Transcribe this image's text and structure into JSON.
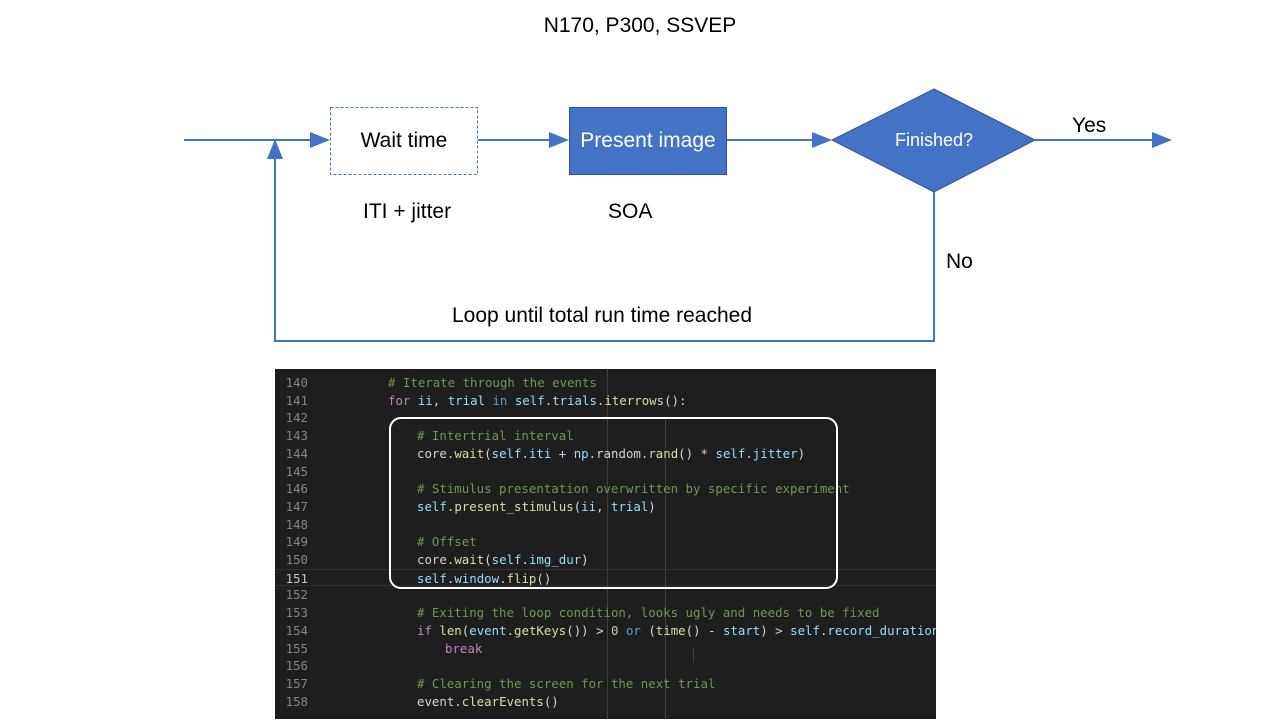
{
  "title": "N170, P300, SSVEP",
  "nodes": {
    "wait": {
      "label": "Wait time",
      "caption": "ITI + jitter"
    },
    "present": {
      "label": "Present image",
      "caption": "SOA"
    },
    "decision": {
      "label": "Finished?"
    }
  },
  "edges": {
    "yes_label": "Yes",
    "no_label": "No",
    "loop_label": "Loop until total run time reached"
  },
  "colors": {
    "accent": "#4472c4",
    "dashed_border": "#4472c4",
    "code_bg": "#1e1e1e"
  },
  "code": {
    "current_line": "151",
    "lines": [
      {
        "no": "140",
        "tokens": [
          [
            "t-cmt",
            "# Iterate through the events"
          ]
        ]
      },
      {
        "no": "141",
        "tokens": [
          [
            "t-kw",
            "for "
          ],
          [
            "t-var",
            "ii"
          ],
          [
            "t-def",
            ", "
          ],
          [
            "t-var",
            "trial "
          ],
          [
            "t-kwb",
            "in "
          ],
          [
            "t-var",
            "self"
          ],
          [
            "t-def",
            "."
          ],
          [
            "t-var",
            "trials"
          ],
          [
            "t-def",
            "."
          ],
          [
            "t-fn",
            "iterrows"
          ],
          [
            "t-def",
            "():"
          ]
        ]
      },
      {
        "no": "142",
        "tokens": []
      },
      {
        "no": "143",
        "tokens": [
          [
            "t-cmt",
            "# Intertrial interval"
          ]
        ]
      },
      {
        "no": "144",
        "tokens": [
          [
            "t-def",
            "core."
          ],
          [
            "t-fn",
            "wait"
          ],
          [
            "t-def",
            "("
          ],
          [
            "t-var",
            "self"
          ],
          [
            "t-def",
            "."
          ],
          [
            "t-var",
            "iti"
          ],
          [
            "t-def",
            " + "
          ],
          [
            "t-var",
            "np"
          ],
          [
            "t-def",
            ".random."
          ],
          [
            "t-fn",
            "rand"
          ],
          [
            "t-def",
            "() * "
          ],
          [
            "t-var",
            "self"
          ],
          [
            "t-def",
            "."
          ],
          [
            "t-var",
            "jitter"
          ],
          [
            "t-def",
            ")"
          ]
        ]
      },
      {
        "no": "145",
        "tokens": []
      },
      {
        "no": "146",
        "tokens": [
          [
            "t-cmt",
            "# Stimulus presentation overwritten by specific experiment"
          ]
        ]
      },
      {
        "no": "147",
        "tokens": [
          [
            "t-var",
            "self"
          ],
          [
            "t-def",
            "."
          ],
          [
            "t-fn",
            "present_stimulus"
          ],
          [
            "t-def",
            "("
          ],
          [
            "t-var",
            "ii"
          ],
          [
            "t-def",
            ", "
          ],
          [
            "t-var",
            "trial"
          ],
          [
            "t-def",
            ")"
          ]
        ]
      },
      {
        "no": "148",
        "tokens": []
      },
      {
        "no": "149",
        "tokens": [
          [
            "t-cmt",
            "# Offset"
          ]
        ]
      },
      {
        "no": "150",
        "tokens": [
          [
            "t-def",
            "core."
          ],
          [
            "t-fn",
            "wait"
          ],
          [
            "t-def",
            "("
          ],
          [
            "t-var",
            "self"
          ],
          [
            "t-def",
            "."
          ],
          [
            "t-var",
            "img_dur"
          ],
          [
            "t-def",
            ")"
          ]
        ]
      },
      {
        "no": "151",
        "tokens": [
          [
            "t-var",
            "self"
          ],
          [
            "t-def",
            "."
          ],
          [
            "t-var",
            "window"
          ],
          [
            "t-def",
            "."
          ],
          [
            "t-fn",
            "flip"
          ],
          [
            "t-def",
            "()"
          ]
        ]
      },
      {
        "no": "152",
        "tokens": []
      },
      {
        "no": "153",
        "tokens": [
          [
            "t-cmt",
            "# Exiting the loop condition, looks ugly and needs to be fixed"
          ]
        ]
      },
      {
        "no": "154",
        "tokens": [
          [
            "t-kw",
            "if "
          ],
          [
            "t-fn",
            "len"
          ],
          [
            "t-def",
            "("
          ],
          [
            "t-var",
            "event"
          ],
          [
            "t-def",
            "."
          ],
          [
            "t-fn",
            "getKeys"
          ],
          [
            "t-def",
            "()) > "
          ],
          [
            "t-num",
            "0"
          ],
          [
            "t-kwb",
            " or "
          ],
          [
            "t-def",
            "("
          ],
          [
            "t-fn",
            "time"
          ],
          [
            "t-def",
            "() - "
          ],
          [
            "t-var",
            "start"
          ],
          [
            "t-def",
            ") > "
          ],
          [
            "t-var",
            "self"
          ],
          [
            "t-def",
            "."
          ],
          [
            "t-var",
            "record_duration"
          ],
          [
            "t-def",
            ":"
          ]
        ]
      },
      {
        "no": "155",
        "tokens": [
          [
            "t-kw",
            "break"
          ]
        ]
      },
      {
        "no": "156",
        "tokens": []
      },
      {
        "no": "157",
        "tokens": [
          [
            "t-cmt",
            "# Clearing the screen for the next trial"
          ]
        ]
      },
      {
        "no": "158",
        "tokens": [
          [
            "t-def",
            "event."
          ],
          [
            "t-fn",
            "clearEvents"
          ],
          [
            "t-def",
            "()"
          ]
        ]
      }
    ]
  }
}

#### Short problem:
Above are the records; reproduce them exactly and leave out the pictures.

#### Solution to this exercise:
Transcribe this image's text and structure into JSON.
{
  "title": "N170, P300, SSVEP",
  "nodes": {
    "wait": {
      "label": "Wait time",
      "caption": "ITI + jitter"
    },
    "present": {
      "label": "Present image",
      "caption": "SOA"
    },
    "decision": {
      "label": "Finished?"
    }
  },
  "edges": {
    "yes_label": "Yes",
    "no_label": "No",
    "loop_label": "Loop until total run time reached"
  },
  "colors": {
    "accent": "#4472c4",
    "dashed_border": "#4472c4",
    "code_bg": "#1e1e1e"
  },
  "code": {
    "current_line": "151",
    "lines": [
      {
        "no": "140",
        "tokens": [
          [
            "t-cmt",
            "# Iterate through the events"
          ]
        ]
      },
      {
        "no": "141",
        "tokens": [
          [
            "t-kw",
            "for "
          ],
          [
            "t-var",
            "ii"
          ],
          [
            "t-def",
            ", "
          ],
          [
            "t-var",
            "trial "
          ],
          [
            "t-kwb",
            "in "
          ],
          [
            "t-var",
            "self"
          ],
          [
            "t-def",
            "."
          ],
          [
            "t-var",
            "trials"
          ],
          [
            "t-def",
            "."
          ],
          [
            "t-fn",
            "iterrows"
          ],
          [
            "t-def",
            "():"
          ]
        ]
      },
      {
        "no": "142",
        "tokens": []
      },
      {
        "no": "143",
        "tokens": [
          [
            "t-cmt",
            "# Intertrial interval"
          ]
        ]
      },
      {
        "no": "144",
        "tokens": [
          [
            "t-def",
            "core."
          ],
          [
            "t-fn",
            "wait"
          ],
          [
            "t-def",
            "("
          ],
          [
            "t-var",
            "self"
          ],
          [
            "t-def",
            "."
          ],
          [
            "t-var",
            "iti"
          ],
          [
            "t-def",
            " + "
          ],
          [
            "t-var",
            "np"
          ],
          [
            "t-def",
            ".random."
          ],
          [
            "t-fn",
            "rand"
          ],
          [
            "t-def",
            "() * "
          ],
          [
            "t-var",
            "self"
          ],
          [
            "t-def",
            "."
          ],
          [
            "t-var",
            "jitter"
          ],
          [
            "t-def",
            ")"
          ]
        ]
      },
      {
        "no": "145",
        "tokens": []
      },
      {
        "no": "146",
        "tokens": [
          [
            "t-cmt",
            "# Stimulus presentation overwritten by specific experiment"
          ]
        ]
      },
      {
        "no": "147",
        "tokens": [
          [
            "t-var",
            "self"
          ],
          [
            "t-def",
            "."
          ],
          [
            "t-fn",
            "present_stimulus"
          ],
          [
            "t-def",
            "("
          ],
          [
            "t-var",
            "ii"
          ],
          [
            "t-def",
            ", "
          ],
          [
            "t-var",
            "trial"
          ],
          [
            "t-def",
            ")"
          ]
        ]
      },
      {
        "no": "148",
        "tokens": []
      },
      {
        "no": "149",
        "tokens": [
          [
            "t-cmt",
            "# Offset"
          ]
        ]
      },
      {
        "no": "150",
        "tokens": [
          [
            "t-def",
            "core."
          ],
          [
            "t-fn",
            "wait"
          ],
          [
            "t-def",
            "("
          ],
          [
            "t-var",
            "self"
          ],
          [
            "t-def",
            "."
          ],
          [
            "t-var",
            "img_dur"
          ],
          [
            "t-def",
            ")"
          ]
        ]
      },
      {
        "no": "151",
        "tokens": [
          [
            "t-var",
            "self"
          ],
          [
            "t-def",
            "."
          ],
          [
            "t-var",
            "window"
          ],
          [
            "t-def",
            "."
          ],
          [
            "t-fn",
            "flip"
          ],
          [
            "t-def",
            "()"
          ]
        ]
      },
      {
        "no": "152",
        "tokens": []
      },
      {
        "no": "153",
        "tokens": [
          [
            "t-cmt",
            "# Exiting the loop condition, looks ugly and needs to be fixed"
          ]
        ]
      },
      {
        "no": "154",
        "tokens": [
          [
            "t-kw",
            "if "
          ],
          [
            "t-fn",
            "len"
          ],
          [
            "t-def",
            "("
          ],
          [
            "t-var",
            "event"
          ],
          [
            "t-def",
            "."
          ],
          [
            "t-fn",
            "getKeys"
          ],
          [
            "t-def",
            "()) > "
          ],
          [
            "t-num",
            "0"
          ],
          [
            "t-kwb",
            " or "
          ],
          [
            "t-def",
            "("
          ],
          [
            "t-fn",
            "time"
          ],
          [
            "t-def",
            "() - "
          ],
          [
            "t-var",
            "start"
          ],
          [
            "t-def",
            ") > "
          ],
          [
            "t-var",
            "self"
          ],
          [
            "t-def",
            "."
          ],
          [
            "t-var",
            "record_duration"
          ],
          [
            "t-def",
            ":"
          ]
        ]
      },
      {
        "no": "155",
        "tokens": [
          [
            "t-kw",
            "break"
          ]
        ]
      },
      {
        "no": "156",
        "tokens": []
      },
      {
        "no": "157",
        "tokens": [
          [
            "t-cmt",
            "# Clearing the screen for the next trial"
          ]
        ]
      },
      {
        "no": "158",
        "tokens": [
          [
            "t-def",
            "event."
          ],
          [
            "t-fn",
            "clearEvents"
          ],
          [
            "t-def",
            "()"
          ]
        ]
      }
    ]
  }
}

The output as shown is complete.